GIVEN INSTRUCTION
Find the string "työalue" in the data, then copy every line where it is found.

Dataset records
* Start *

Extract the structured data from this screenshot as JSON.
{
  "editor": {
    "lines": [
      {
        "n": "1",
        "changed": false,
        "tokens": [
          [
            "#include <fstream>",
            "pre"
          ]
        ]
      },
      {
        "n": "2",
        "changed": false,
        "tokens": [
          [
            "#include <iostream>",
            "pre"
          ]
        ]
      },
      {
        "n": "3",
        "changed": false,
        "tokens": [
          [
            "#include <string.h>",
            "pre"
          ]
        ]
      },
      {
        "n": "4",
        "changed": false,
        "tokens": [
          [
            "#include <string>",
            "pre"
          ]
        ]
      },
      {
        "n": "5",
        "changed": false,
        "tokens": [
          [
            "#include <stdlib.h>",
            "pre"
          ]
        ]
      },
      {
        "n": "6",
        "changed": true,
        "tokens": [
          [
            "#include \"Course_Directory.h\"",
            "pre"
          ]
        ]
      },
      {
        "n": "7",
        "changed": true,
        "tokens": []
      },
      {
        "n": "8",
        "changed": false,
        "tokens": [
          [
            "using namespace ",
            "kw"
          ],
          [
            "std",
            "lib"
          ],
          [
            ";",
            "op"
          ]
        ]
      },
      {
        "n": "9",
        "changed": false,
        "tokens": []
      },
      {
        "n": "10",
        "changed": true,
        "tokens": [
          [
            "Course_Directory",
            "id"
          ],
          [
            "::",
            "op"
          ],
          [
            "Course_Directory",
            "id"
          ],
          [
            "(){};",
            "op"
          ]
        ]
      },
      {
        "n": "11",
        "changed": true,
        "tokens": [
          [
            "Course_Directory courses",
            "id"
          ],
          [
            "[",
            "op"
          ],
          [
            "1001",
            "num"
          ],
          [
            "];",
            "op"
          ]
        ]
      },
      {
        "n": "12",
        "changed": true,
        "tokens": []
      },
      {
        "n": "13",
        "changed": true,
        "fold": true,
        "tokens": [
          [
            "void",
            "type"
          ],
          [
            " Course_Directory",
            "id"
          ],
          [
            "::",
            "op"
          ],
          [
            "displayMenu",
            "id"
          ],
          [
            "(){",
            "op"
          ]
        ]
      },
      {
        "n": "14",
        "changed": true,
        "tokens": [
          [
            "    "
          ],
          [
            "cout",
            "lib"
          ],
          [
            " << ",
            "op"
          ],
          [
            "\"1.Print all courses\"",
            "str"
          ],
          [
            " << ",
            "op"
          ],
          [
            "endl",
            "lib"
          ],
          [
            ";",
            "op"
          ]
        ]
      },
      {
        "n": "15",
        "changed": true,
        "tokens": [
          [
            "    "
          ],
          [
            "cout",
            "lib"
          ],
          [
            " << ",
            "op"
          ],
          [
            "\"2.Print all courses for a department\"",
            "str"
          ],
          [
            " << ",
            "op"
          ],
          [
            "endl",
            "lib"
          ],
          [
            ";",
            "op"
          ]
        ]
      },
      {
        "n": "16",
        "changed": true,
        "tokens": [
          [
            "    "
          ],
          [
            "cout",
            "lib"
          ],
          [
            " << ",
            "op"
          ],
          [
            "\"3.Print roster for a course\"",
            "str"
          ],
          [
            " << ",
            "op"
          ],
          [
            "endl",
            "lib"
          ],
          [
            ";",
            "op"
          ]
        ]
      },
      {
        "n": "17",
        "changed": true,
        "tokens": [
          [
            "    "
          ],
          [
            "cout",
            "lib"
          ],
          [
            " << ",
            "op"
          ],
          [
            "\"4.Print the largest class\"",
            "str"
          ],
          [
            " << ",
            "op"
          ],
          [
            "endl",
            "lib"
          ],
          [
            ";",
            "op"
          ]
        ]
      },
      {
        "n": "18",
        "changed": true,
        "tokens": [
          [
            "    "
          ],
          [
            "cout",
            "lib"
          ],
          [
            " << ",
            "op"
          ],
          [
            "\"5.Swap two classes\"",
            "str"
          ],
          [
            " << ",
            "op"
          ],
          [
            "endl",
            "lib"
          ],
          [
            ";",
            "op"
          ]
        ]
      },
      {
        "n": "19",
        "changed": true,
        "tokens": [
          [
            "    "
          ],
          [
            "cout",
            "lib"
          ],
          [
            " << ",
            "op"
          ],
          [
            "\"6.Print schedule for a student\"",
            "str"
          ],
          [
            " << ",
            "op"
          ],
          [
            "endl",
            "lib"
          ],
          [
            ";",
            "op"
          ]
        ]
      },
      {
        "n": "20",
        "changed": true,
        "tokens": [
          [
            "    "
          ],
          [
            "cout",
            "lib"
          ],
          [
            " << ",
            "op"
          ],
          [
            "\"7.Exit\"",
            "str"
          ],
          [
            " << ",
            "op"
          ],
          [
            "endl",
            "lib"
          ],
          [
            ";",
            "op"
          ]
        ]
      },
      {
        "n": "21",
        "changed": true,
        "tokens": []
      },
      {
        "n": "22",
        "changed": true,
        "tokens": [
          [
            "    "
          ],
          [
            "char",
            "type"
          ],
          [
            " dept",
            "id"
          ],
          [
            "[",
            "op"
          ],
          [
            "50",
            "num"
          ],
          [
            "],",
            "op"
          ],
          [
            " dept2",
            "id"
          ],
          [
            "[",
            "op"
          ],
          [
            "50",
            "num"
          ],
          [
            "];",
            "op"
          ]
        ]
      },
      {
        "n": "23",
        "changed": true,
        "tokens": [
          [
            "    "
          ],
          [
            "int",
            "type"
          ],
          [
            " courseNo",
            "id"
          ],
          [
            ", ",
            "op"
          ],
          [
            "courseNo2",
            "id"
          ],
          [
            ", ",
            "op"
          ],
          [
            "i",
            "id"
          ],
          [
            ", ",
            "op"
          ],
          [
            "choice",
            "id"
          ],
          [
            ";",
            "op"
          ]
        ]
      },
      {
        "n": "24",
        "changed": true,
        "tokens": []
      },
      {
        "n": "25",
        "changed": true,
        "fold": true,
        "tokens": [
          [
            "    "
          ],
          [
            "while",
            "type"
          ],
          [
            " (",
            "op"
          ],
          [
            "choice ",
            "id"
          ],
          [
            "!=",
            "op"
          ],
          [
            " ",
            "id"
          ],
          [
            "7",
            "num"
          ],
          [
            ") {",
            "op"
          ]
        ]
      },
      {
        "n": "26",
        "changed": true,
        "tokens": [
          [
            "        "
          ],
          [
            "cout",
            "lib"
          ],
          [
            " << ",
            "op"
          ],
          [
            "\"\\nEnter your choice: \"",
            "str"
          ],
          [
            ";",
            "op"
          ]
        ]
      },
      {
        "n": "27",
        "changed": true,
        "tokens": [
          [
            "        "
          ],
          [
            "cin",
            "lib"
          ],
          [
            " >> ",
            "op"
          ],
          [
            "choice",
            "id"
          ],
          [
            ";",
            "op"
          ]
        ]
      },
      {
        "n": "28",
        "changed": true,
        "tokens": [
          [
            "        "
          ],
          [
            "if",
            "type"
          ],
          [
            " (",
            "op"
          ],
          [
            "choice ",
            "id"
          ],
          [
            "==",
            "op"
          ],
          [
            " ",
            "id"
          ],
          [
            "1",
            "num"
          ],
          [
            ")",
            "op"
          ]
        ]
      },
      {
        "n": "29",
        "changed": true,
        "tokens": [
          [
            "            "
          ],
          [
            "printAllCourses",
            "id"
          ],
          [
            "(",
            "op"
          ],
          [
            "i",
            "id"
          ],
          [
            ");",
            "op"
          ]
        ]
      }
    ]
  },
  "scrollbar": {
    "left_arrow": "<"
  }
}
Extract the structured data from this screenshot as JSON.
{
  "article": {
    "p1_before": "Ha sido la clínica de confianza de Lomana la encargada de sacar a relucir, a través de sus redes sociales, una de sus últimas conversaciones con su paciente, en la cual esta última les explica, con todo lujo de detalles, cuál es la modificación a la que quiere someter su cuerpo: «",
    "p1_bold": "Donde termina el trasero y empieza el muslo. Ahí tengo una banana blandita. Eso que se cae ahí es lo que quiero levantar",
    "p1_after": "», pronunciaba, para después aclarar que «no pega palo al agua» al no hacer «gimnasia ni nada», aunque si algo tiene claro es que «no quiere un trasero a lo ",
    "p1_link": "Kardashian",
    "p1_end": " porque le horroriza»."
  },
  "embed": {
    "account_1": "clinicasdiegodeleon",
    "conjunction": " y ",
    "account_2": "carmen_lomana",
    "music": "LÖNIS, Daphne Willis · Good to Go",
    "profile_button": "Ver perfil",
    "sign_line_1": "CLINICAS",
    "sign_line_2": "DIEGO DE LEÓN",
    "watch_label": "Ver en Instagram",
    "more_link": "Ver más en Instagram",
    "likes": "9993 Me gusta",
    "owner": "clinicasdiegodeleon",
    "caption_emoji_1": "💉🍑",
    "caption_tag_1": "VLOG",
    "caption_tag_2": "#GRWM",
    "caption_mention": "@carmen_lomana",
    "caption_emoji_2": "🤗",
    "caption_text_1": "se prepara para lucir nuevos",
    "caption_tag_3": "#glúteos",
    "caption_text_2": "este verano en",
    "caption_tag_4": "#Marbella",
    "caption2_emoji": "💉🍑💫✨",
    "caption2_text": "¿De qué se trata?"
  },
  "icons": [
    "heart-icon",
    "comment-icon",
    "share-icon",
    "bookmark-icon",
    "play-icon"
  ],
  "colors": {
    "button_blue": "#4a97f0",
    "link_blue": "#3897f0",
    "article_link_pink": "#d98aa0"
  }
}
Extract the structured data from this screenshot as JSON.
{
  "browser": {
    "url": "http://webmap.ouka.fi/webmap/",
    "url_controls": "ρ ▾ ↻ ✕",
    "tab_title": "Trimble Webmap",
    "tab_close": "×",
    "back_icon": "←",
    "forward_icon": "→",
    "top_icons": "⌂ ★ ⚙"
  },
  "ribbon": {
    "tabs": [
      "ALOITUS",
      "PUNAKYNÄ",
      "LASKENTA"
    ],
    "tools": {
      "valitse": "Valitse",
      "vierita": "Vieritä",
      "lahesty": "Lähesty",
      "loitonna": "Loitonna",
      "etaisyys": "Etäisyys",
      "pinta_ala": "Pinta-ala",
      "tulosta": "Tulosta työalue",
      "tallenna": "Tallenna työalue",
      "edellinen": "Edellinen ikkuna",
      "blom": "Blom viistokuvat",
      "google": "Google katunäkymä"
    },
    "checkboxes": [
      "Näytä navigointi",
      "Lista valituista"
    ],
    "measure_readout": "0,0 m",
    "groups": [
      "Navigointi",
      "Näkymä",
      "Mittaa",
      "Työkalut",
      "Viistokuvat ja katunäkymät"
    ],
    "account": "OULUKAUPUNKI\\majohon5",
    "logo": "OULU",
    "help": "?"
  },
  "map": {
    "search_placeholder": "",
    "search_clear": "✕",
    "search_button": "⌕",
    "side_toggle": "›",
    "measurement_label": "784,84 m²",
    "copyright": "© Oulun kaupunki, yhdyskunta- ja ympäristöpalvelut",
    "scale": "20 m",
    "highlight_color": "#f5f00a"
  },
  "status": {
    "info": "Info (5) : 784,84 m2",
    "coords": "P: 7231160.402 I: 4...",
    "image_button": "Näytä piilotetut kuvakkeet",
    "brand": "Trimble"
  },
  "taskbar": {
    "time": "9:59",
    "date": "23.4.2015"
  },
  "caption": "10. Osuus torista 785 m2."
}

* End *

SOLUTION TO THE EXERCISE
      "tulosta": "Tulosta työalue",
      "tallenna": "Tallenna työalue",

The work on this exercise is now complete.